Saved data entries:

◆ ◆ ◆

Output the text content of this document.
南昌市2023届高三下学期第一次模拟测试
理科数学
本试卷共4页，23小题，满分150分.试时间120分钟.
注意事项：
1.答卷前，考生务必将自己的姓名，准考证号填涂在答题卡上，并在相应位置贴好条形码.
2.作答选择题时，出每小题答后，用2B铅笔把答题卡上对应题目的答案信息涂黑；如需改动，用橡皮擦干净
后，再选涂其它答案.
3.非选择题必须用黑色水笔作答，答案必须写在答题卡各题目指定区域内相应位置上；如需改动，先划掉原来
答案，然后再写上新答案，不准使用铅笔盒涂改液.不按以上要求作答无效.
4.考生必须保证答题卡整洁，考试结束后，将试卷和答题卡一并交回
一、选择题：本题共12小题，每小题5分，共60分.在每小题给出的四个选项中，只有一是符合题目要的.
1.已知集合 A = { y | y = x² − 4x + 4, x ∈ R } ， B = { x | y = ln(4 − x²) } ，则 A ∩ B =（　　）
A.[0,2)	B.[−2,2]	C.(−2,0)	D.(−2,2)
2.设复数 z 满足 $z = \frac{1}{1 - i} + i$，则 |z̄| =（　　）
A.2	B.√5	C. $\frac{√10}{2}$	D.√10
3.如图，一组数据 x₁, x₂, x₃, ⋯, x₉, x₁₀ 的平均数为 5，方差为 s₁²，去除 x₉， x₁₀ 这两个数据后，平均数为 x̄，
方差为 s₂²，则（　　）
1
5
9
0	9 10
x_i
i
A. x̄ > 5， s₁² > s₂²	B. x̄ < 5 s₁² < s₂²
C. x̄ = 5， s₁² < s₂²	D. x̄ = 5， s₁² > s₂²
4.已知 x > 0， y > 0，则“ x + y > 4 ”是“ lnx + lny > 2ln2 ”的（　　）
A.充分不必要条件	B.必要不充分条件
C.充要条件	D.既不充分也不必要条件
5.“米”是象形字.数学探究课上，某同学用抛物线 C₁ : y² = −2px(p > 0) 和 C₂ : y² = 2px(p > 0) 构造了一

◆ ◆ ◆

EXERCISE DESCRIPTION: Output the whole listing above again, word for word.

COMPLETE RESPONSE:
Output the text content of this document.
南昌市2023届高三下学期第一次模拟测试
理科数学
本试卷共4页，23小题，满分150分.试时间120分钟.
注意事项：
1.答卷前，考生务必将自己的姓名，准考证号填涂在答题卡上，并在相应位置贴好条形码.
2.作答选择题时，出每小题答后，用2B铅笔把答题卡上对应题目的答案信息涂黑；如需改动，用橡皮擦干净
后，再选涂其它答案.
3.非选择题必须用黑色水笔作答，答案必须写在答题卡各题目指定区域内相应位置上；如需改动，先划掉原来
答案，然后再写上新答案，不准使用铅笔盒涂改液.不按以上要求作答无效.
4.考生必须保证答题卡整洁，考试结束后，将试卷和答题卡一并交回
一、选择题：本题共12小题，每小题5分，共60分.在每小题给出的四个选项中，只有一是符合题目要的.
1.已知集合 A = { y | y = x² − 4x + 4, x ∈ R } ， B = { x | y = ln(4 − x²) } ，则 A ∩ B =（　　）
A.[0,2)	B.[−2,2]	C.(−2,0)	D.(−2,2)
2.设复数 z 满足 $z = \frac{1}{1 - i} + i$，则 |z̄| =（　　）
A.2	B.√5	C. $\frac{√10}{2}$	D.√10
3.如图，一组数据 x₁, x₂, x₃, ⋯, x₉, x₁₀ 的平均数为 5，方差为 s₁²，去除 x₉， x₁₀ 这两个数据后，平均数为 x̄，
方差为 s₂²，则（　　）
1
5
9
0	9 10
x_i
i
A. x̄ > 5， s₁² > s₂²	B. x̄ < 5 s₁² < s₂²
C. x̄ = 5， s₁² < s₂²	D. x̄ = 5， s₁² > s₂²
4.已知 x > 0， y > 0，则“ x + y > 4 ”是“ lnx + lny > 2ln2 ”的（　　）
A.充分不必要条件	B.必要不充分条件
C.充要条件	D.既不充分也不必要条件
5.“米”是象形字.数学探究课上，某同学用抛物线 C₁ : y² = −2px(p > 0) 和 C₂ : y² = 2px(p > 0) 构造了一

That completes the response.